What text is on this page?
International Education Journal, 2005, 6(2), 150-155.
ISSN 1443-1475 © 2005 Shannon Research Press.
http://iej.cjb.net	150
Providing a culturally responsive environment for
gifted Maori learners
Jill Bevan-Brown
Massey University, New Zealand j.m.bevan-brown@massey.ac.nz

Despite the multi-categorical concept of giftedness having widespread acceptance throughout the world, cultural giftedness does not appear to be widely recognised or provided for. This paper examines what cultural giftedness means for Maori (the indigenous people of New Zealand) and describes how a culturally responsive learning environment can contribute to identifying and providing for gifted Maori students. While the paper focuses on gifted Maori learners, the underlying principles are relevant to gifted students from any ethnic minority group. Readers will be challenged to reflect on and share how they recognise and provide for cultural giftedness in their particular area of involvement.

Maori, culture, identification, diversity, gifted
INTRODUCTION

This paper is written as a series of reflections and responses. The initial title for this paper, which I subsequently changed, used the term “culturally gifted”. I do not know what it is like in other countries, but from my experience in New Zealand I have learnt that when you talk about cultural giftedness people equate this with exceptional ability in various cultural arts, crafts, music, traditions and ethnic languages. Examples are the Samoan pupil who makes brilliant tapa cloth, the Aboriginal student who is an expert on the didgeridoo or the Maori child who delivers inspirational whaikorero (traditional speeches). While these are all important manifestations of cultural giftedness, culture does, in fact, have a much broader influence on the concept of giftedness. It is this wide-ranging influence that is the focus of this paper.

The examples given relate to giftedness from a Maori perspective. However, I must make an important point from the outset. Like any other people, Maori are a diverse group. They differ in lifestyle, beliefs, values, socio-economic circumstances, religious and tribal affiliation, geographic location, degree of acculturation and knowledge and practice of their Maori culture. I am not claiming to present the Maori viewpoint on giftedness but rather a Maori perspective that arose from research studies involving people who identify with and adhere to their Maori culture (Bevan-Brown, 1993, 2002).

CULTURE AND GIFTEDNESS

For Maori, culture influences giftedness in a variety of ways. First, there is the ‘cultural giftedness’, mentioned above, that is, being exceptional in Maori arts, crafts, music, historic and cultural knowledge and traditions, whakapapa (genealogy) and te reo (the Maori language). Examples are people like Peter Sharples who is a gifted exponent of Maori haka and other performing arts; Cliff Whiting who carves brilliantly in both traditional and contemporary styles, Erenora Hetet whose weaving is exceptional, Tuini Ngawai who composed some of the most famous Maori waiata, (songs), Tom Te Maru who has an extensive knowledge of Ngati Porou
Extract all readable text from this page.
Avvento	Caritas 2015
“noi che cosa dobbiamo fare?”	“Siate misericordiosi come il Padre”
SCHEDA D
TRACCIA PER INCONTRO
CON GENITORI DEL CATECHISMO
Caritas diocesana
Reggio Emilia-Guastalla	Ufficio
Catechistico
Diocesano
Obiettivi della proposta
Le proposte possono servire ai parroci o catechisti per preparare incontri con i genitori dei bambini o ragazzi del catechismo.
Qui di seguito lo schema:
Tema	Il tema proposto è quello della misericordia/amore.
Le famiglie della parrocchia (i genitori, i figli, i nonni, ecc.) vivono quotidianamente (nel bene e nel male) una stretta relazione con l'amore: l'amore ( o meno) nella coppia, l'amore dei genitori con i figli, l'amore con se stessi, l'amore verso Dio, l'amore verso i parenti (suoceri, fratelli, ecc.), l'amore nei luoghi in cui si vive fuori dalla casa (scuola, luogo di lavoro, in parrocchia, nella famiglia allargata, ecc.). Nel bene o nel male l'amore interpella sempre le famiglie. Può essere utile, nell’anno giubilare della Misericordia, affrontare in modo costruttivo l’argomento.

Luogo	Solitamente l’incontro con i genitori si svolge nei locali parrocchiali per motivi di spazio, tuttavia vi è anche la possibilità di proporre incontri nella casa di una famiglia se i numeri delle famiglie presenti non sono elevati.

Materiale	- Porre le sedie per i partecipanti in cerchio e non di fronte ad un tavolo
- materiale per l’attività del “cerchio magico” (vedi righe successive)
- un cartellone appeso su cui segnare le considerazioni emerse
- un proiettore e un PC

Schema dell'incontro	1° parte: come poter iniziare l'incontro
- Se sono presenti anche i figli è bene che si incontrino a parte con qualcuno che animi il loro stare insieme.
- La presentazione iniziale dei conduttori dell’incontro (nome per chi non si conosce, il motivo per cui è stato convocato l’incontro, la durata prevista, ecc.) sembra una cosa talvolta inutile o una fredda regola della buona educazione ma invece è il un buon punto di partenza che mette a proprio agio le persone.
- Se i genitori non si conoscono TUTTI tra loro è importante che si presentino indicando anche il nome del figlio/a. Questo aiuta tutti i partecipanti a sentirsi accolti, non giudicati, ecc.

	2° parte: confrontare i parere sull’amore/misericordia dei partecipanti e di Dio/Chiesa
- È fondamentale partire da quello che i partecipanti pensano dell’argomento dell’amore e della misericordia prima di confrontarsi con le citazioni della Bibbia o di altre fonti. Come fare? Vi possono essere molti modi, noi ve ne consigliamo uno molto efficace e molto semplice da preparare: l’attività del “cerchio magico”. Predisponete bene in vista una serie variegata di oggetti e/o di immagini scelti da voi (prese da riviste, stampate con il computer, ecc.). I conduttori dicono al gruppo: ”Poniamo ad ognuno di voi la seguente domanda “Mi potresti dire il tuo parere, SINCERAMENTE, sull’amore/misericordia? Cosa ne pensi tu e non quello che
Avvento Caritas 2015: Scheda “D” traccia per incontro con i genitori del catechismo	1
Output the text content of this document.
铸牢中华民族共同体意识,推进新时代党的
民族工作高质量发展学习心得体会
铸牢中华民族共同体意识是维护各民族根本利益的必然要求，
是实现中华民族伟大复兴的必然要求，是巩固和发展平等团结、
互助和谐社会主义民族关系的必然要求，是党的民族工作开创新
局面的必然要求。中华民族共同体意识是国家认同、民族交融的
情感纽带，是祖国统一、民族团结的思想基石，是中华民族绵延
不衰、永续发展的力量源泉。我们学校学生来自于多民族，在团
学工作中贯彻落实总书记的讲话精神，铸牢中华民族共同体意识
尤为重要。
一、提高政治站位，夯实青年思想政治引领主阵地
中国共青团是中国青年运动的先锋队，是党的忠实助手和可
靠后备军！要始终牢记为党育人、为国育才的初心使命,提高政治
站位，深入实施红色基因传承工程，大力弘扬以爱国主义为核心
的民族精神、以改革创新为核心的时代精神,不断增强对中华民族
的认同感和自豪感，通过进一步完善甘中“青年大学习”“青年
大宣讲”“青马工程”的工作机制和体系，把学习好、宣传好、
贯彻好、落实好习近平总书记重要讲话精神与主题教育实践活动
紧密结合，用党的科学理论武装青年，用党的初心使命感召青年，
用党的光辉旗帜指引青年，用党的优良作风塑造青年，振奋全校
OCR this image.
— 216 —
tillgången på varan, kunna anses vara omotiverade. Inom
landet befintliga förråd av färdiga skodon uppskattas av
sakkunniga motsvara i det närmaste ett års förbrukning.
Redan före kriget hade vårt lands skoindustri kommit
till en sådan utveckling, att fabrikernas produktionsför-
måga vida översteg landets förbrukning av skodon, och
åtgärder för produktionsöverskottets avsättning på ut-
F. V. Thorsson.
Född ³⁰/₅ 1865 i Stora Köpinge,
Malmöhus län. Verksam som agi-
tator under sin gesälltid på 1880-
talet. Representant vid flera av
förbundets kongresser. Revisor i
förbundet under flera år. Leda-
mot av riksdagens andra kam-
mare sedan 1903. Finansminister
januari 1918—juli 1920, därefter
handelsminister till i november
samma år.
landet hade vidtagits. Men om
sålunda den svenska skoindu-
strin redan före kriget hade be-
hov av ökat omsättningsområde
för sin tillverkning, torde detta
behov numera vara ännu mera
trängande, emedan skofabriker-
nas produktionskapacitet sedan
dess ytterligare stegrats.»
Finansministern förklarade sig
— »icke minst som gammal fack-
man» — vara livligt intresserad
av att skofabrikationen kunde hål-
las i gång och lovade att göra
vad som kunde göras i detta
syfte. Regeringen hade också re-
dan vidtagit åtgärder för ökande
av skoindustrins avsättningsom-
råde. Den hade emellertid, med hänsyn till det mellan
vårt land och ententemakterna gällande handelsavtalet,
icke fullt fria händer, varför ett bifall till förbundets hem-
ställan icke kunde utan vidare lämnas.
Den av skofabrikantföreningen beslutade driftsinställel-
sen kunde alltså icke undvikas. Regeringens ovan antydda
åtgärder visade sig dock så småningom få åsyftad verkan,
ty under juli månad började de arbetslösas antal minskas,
#####
Exercise details.
Report the number of lines holding the string "loro", without any other words.

Written answer.
2